**** Supplied records ****

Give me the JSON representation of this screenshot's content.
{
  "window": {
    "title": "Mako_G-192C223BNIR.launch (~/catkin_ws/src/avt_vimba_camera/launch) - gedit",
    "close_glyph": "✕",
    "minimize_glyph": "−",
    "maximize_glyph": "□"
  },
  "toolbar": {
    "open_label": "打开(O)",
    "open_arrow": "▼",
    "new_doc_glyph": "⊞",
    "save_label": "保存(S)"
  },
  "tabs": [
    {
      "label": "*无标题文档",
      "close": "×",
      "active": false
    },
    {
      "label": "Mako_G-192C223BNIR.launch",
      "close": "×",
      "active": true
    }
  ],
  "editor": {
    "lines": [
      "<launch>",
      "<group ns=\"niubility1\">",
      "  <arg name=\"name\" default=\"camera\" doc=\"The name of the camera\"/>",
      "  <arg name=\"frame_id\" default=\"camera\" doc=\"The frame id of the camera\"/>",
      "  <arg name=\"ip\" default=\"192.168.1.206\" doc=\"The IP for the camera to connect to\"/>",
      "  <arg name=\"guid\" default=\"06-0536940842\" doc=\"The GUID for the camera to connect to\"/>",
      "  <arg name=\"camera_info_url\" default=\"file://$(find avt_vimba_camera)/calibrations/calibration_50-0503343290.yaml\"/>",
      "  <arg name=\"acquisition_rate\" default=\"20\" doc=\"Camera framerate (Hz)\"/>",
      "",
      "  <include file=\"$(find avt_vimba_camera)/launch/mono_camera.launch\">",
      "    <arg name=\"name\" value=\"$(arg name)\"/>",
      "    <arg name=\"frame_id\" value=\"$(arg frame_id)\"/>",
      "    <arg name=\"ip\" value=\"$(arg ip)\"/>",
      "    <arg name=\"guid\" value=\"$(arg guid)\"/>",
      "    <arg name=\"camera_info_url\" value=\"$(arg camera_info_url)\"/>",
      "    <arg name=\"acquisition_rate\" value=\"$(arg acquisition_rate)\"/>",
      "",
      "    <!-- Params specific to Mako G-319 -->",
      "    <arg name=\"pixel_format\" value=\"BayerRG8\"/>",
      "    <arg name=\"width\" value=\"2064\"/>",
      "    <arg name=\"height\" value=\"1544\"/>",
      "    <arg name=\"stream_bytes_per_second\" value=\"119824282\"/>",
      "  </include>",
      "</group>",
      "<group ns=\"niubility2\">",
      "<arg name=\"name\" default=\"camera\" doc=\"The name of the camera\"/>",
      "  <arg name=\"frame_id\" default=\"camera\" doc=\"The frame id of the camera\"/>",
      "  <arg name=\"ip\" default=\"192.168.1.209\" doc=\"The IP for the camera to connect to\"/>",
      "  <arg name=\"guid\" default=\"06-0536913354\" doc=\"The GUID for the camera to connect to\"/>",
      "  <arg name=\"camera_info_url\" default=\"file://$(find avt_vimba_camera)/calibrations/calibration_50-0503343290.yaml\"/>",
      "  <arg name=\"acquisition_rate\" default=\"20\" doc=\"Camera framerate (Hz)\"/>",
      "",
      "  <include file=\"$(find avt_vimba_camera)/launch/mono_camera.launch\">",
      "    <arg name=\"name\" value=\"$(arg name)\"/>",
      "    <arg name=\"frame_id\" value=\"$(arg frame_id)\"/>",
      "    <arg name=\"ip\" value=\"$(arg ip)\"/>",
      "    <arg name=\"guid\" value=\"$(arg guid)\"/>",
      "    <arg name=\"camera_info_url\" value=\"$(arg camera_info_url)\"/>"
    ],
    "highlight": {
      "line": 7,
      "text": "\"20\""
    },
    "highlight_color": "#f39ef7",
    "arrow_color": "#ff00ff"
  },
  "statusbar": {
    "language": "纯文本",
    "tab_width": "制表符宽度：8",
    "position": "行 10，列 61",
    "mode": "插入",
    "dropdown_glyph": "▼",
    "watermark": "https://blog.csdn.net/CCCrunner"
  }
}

****

### Task instructions
Go through the listing above and list every line that has the word "launch".

### Response to this task
    "title": "Mako_G-192C223BNIR.launch (~/catkin_ws/src/avt_vimba_camera/launch) - gedit",
      "label": "Mako_G-192C223BNIR.launch",
      "<launch>",
      "  <include file=\"$(find avt_vimba_camera)/launch/mono_camera.launch\">",
      "  <include file=\"$(find avt_vimba_camera)/launch/mono_camera.launch\">",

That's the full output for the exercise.